» **Task material**
++++++

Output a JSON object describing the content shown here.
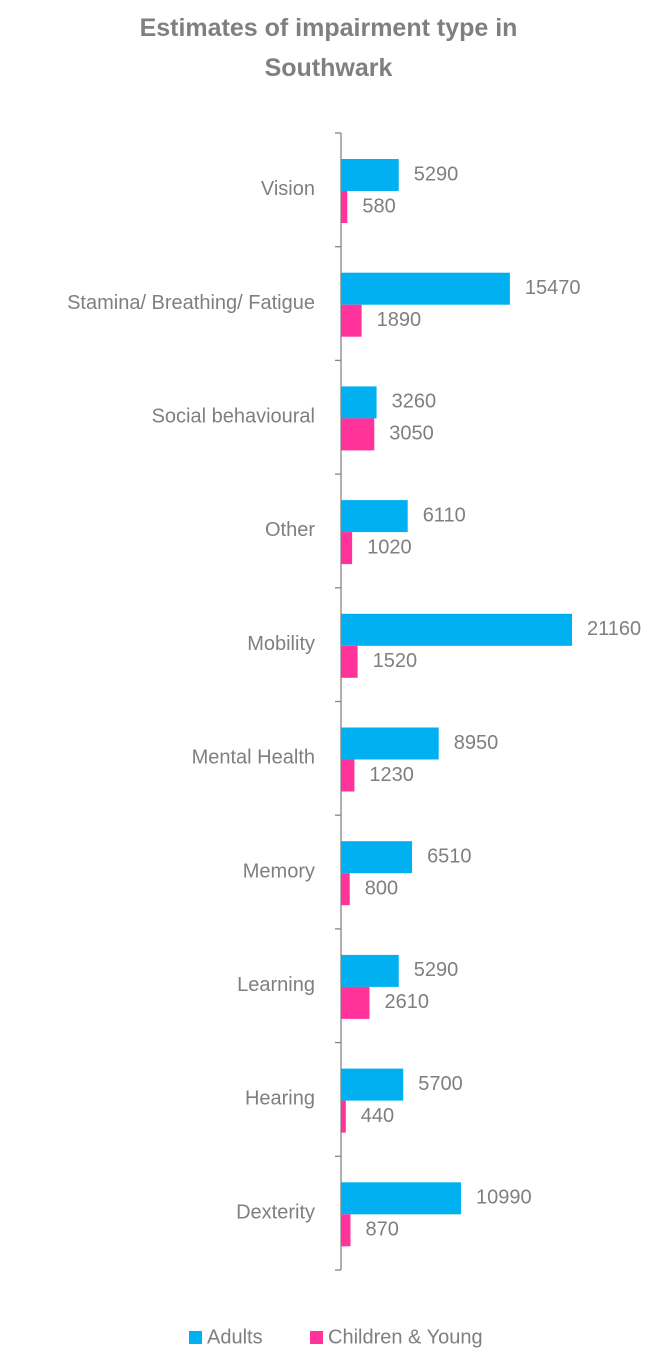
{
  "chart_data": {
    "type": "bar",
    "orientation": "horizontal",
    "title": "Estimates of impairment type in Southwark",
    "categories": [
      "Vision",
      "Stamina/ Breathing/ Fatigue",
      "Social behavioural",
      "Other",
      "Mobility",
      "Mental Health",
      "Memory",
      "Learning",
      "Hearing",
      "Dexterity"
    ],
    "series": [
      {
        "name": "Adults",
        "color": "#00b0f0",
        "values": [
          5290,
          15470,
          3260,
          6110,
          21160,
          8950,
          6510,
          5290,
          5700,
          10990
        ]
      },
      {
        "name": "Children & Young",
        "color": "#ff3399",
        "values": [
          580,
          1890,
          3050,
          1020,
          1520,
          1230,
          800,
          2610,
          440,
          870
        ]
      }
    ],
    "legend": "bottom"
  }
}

++++++

» **Exercise aim**
Above are the entries; count how many of their lines contain the word "type" and give only that number.

» **Written response**
2